▶ [THE DATA]
########
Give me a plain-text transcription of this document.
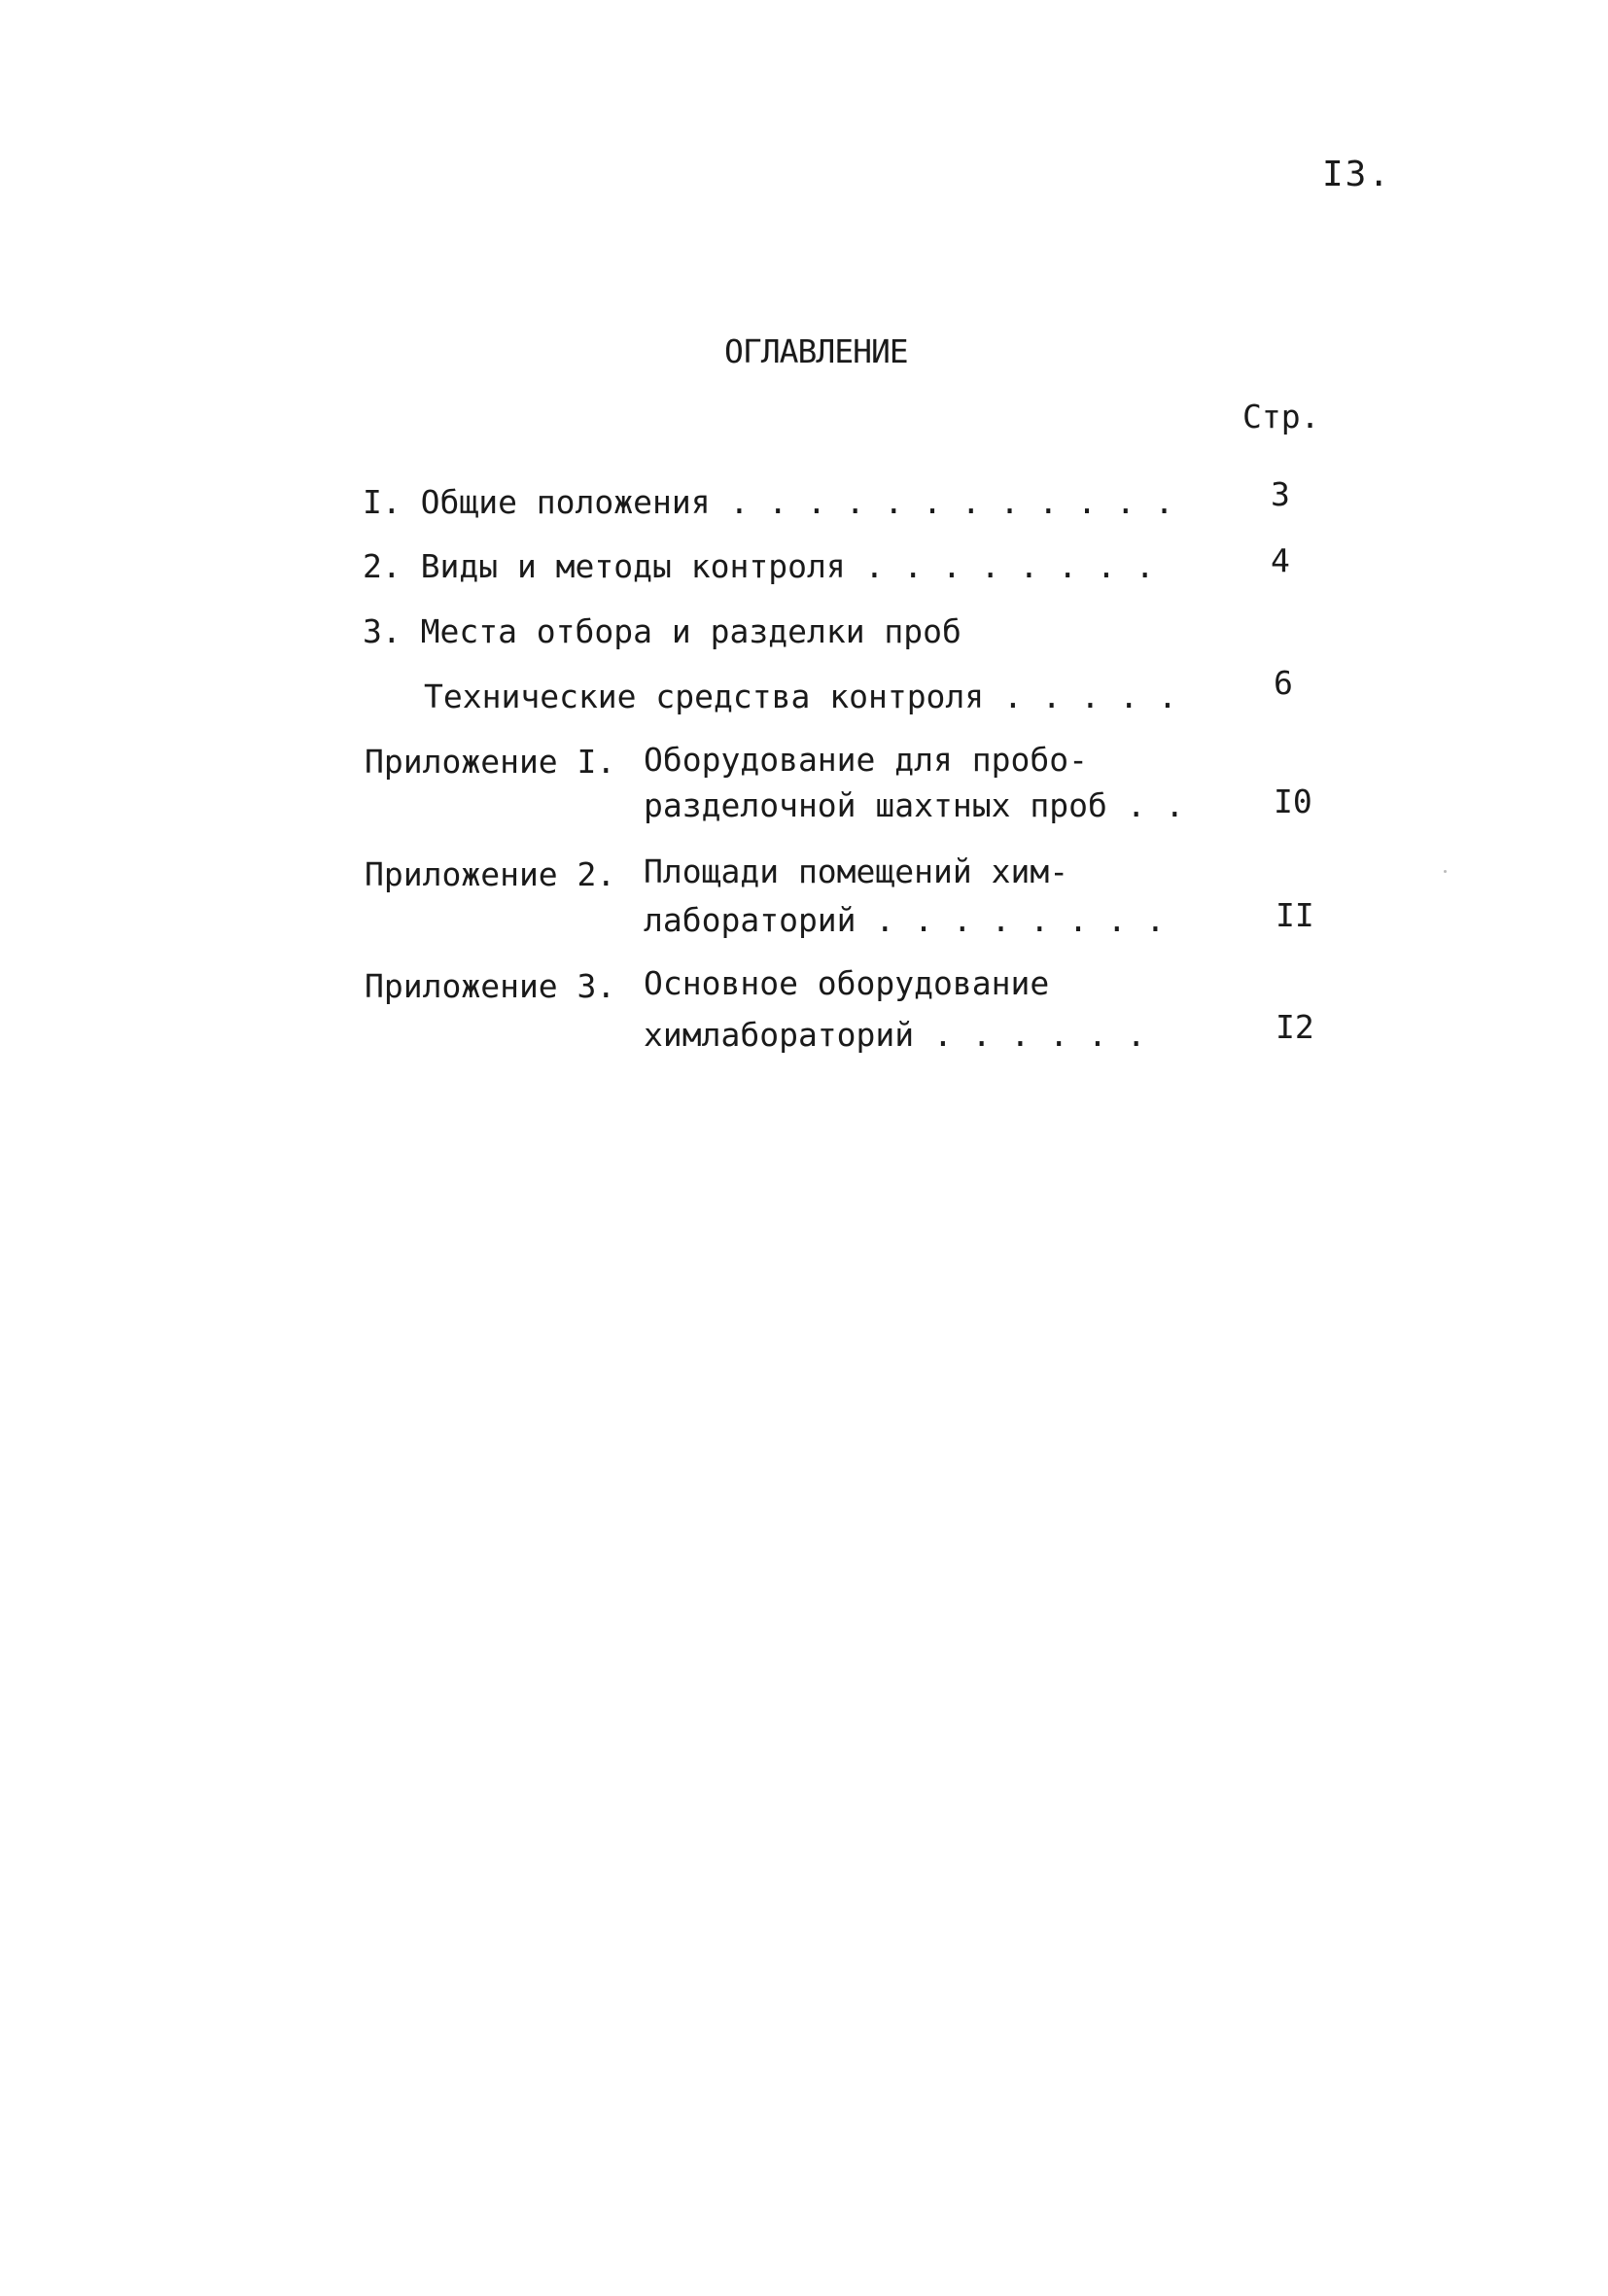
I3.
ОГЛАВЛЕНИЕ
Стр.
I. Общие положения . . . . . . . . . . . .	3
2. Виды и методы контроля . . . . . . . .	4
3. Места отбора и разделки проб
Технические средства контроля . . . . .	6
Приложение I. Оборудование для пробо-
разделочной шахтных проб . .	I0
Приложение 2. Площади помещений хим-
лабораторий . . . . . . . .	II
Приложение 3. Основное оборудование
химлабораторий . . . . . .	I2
########
▶ [WHAT YOU HAVE TO DO] For each line of the entries that includes "Приложение", show that line.

▶ [OUTPUT BELOW]
Приложение I. Оборудование для пробо-
Приложение 2. Площади помещений хим-
Приложение 3. Основное оборудование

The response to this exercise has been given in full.